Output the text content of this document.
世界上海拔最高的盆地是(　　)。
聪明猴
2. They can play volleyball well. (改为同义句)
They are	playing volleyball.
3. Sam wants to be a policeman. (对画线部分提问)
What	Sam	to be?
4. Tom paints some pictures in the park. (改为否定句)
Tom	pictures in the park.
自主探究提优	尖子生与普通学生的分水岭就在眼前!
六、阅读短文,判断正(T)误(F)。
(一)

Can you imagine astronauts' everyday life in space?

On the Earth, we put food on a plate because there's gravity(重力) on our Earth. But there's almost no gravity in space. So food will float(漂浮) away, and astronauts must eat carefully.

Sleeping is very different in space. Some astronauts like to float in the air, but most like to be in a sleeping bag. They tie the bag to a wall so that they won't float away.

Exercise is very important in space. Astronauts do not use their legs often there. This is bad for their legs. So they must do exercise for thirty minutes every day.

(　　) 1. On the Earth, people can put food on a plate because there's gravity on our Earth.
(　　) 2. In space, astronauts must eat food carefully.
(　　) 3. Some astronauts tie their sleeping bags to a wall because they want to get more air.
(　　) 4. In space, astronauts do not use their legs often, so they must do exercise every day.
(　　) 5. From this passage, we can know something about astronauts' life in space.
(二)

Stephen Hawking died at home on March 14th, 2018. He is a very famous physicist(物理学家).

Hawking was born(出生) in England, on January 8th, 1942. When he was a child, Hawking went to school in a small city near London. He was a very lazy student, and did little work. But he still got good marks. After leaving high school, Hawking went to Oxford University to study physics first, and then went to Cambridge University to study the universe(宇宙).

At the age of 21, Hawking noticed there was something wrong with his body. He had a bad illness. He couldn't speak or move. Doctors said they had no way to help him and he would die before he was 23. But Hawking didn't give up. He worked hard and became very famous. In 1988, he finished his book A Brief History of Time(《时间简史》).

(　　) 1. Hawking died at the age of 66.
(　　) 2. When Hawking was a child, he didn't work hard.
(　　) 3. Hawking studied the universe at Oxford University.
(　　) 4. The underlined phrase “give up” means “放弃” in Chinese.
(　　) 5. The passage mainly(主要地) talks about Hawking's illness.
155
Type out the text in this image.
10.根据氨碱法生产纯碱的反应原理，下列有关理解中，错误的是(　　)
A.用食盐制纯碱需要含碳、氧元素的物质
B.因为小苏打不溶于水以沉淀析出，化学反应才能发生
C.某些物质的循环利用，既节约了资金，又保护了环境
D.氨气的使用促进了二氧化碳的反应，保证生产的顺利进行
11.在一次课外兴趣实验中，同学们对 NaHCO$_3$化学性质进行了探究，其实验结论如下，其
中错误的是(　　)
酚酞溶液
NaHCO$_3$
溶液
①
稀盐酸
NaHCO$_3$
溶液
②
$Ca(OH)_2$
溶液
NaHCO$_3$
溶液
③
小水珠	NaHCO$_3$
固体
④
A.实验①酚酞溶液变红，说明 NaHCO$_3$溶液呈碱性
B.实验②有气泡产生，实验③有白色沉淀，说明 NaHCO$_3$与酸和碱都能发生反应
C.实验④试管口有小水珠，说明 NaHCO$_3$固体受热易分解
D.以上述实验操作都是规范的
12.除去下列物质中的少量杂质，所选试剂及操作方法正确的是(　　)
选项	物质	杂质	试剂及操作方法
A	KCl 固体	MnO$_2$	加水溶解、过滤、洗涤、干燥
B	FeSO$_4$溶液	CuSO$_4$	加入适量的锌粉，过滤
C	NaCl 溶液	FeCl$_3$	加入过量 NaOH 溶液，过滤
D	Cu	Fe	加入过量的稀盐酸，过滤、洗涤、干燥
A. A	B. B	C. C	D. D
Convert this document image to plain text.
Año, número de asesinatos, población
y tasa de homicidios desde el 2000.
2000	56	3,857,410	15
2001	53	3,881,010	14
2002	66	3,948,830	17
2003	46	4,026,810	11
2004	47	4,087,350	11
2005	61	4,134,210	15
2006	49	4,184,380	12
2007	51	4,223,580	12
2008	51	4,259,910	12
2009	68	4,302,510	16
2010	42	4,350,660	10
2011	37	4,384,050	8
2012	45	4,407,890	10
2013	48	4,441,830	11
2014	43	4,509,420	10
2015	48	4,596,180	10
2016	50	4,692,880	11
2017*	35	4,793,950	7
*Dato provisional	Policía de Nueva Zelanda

· · · · ·

> **Instructions to follow**
Reproduce the data in its entirety, matching each character.

> **Answer below**
Output the text content of this document.
世界上海拔最高的盆地是(　　)。
聪明猴
2. They can play volleyball well. (改为同义句)
They are	playing volleyball.
3. Sam wants to be a policeman. (对画线部分提问)
What	Sam	to be?
4. Tom paints some pictures in the park. (改为否定句)
Tom	pictures in the park.
自主探究提优	尖子生与普通学生的分水岭就在眼前!
六、阅读短文,判断正(T)误(F)。
(一)

Can you imagine astronauts' everyday life in space?

On the Earth, we put food on a plate because there's gravity(重力) on our Earth. But there's almost no gravity in space. So food will float(漂浮) away, and astronauts must eat carefully.

Sleeping is very different in space. Some astronauts like to float in the air, but most like to be in a sleeping bag. They tie the bag to a wall so that they won't float away.

Exercise is very important in space. Astronauts do not use their legs often there. This is bad for their legs. So they must do exercise for thirty minutes every day.

(　　) 1. On the Earth, people can put food on a plate because there's gravity on our Earth.
(　　) 2. In space, astronauts must eat food carefully.
(　　) 3. Some astronauts tie their sleeping bags to a wall because they want to get more air.
(　　) 4. In space, astronauts do not use their legs often, so they must do exercise every day.
(　　) 5. From this passage, we can know something about astronauts' life in space.
(二)

Stephen Hawking died at home on March 14th, 2018. He is a very famous physicist(物理学家).

Hawking was born(出生) in England, on January 8th, 1942. When he was a child, Hawking went to school in a small city near London. He was a very lazy student, and did little work. But he still got good marks. After leaving high school, Hawking went to Oxford University to study physics first, and then went to Cambridge University to study the universe(宇宙).

At the age of 21, Hawking noticed there was something wrong with his body. He had a bad illness. He couldn't speak or move. Doctors said they had no way to help him and he would die before he was 23. But Hawking didn't give up. He worked hard and became very famous. In 1988, he finished his book A Brief History of Time(《时间简史》).

(　　) 1. Hawking died at the age of 66.
(　　) 2. When Hawking was a child, he didn't work hard.
(　　) 3. Hawking studied the universe at Oxford University.
(　　) 4. The underlined phrase “give up” means “放弃” in Chinese.
(　　) 5. The passage mainly(主要地) talks about Hawking's illness.
155
Type out the text in this image.
10.根据氨碱法生产纯碱的反应原理，下列有关理解中，错误的是(　　)
A.用食盐制纯碱需要含碳、氧元素的物质
B.因为小苏打不溶于水以沉淀析出，化学反应才能发生
C.某些物质的循环利用，既节约了资金，又保护了环境
D.氨气的使用促进了二氧化碳的反应，保证生产的顺利进行
11.在一次课外兴趣实验中，同学们对 NaHCO$_3$化学性质进行了探究，其实验结论如下，其
中错误的是(　　)
酚酞溶液
NaHCO$_3$
溶液
①
稀盐酸
NaHCO$_3$
溶液
②
$Ca(OH)_2$
溶液
NaHCO$_3$
溶液
③
小水珠	NaHCO$_3$
固体
④
A.实验①酚酞溶液变红，说明 NaHCO$_3$溶液呈碱性
B.实验②有气泡产生，实验③有白色沉淀，说明 NaHCO$_3$与酸和碱都能发生反应
C.实验④试管口有小水珠，说明 NaHCO$_3$固体受热易分解
D.以上述实验操作都是规范的
12.除去下列物质中的少量杂质，所选试剂及操作方法正确的是(　　)
选项	物质	杂质	试剂及操作方法
A	KCl 固体	MnO$_2$	加水溶解、过滤、洗涤、干燥
B	FeSO$_4$溶液	CuSO$_4$	加入适量的锌粉，过滤
C	NaCl 溶液	FeCl$_3$	加入过量 NaOH 溶液，过滤
D	Cu	Fe	加入过量的稀盐酸，过滤、洗涤、干燥
A. A	B. B	C. C	D. D
Convert this document image to plain text.
Año, número de asesinatos, población
y tasa de homicidios desde el 2000.
2000	56	3,857,410	15
2001	53	3,881,010	14
2002	66	3,948,830	17
2003	46	4,026,810	11
2004	47	4,087,350	11
2005	61	4,134,210	15
2006	49	4,184,380	12
2007	51	4,223,580	12
2008	51	4,259,910	12
2009	68	4,302,510	16
2010	42	4,350,660	10
2011	37	4,384,050	8
2012	45	4,407,890	10
2013	48	4,441,830	11
2014	43	4,509,420	10
2015	48	4,596,180	10
2016	50	4,692,880	11
2017*	35	4,793,950	7
*Dato provisional	Policía de Nueva Zelanda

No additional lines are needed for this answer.